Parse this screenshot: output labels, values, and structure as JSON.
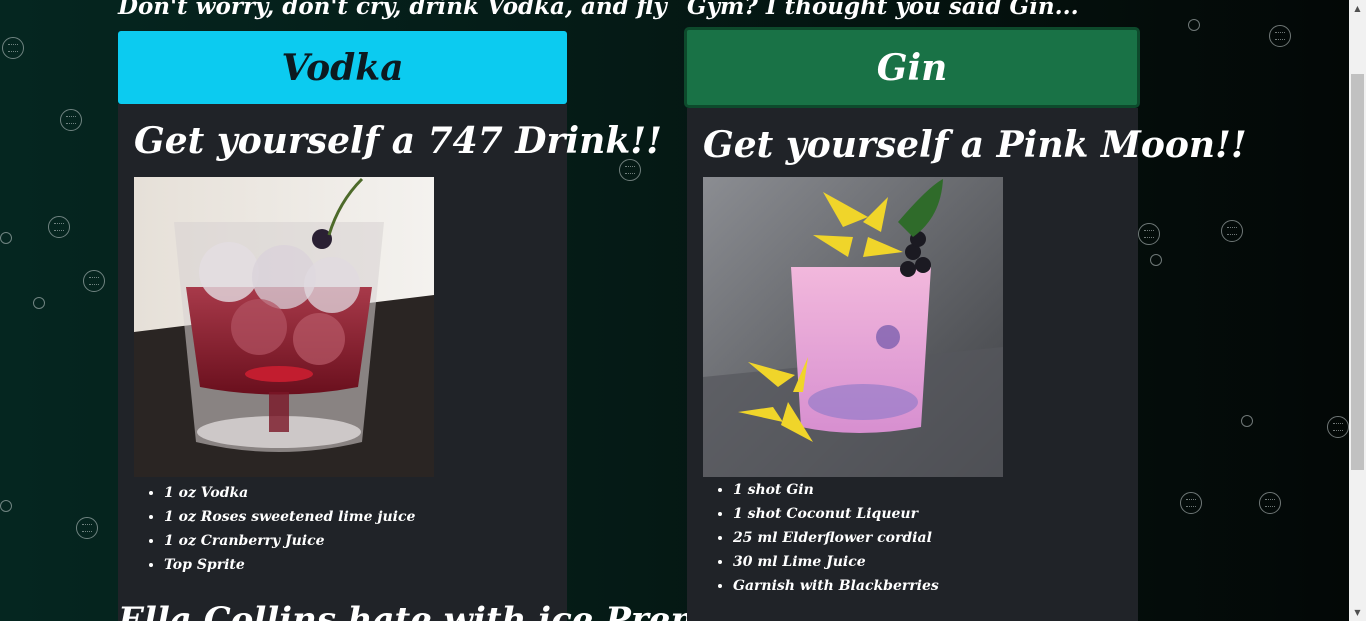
{
  "vodka": {
    "tagline": "Don't worry, don't cry, drink Vodka, and fly",
    "button_label": "Vodka",
    "card_title": "Get yourself a 747 Drink!!",
    "ingredients": [
      "1 oz Vodka",
      "1 oz Roses sweetened lime juice",
      "1 oz Cranberry Juice",
      "Top Sprite"
    ]
  },
  "gin": {
    "tagline": "Gym? I thought you said Gin...",
    "button_label": "Gin",
    "card_title": "Get yourself a Pink Moon!!",
    "ingredients": [
      "1 shot Gin",
      "1 shot Coconut Liqueur",
      "25 ml Elderflower cordial",
      "30 ml Lime Juice",
      "Garnish with Blackberries"
    ]
  },
  "next_card_title": "Ella Collins hate with ice Premix",
  "colors": {
    "vodka_button": "#0ccbf0",
    "gin_button": "#197246",
    "card_background": "#202328",
    "page_background": "#052620"
  }
}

+===+

▶ Task description:
Reproduce each line of the records exactly, and omit every picture.

▶ Response to the exercise:
Parse this screenshot: output labels, values, and structure as JSON.
{
  "vodka": {
    "tagline": "Don't worry, don't cry, drink Vodka, and fly",
    "button_label": "Vodka",
    "card_title": "Get yourself a 747 Drink!!",
    "ingredients": [
      "1 oz Vodka",
      "1 oz Roses sweetened lime juice",
      "1 oz Cranberry Juice",
      "Top Sprite"
    ]
  },
  "gin": {
    "tagline": "Gym? I thought you said Gin...",
    "button_label": "Gin",
    "card_title": "Get yourself a Pink Moon!!",
    "ingredients": [
      "1 shot Gin",
      "1 shot Coconut Liqueur",
      "25 ml Elderflower cordial",
      "30 ml Lime Juice",
      "Garnish with Blackberries"
    ]
  },
  "next_card_title": "Ella Collins hate with ice Premix",
  "colors": {
    "vodka_button": "#0ccbf0",
    "gin_button": "#197246",
    "card_background": "#202328",
    "page_background": "#052620"
  }
}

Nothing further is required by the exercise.